**DIRECTIVE:**
Please pull out every line that includes the string "Анонимность".

Items from a data source
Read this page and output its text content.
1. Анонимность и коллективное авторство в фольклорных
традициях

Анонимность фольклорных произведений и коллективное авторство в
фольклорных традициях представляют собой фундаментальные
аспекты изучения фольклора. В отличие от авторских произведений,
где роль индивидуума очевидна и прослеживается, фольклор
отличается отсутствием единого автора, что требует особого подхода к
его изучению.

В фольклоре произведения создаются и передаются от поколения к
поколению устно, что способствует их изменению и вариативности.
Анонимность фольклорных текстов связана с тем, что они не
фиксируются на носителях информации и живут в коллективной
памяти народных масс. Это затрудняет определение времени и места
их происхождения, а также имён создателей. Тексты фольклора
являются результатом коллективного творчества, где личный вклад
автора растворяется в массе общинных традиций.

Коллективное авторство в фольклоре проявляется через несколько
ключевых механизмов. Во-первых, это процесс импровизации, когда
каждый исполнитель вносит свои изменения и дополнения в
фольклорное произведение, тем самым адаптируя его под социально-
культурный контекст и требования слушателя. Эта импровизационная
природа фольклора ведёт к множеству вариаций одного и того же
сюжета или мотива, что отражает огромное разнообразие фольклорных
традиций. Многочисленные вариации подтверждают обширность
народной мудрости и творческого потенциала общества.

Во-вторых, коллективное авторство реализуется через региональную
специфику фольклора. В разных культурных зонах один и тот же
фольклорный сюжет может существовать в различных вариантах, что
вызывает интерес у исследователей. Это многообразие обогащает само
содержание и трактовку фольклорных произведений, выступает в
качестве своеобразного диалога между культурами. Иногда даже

**COMPLETE OUTPUT:**
1. Анонимность и коллективное авторство в фольклорных
Анонимность фольклорных произведений и коллективное авторство в
Анонимность фольклорных текстов связана с тем, что они не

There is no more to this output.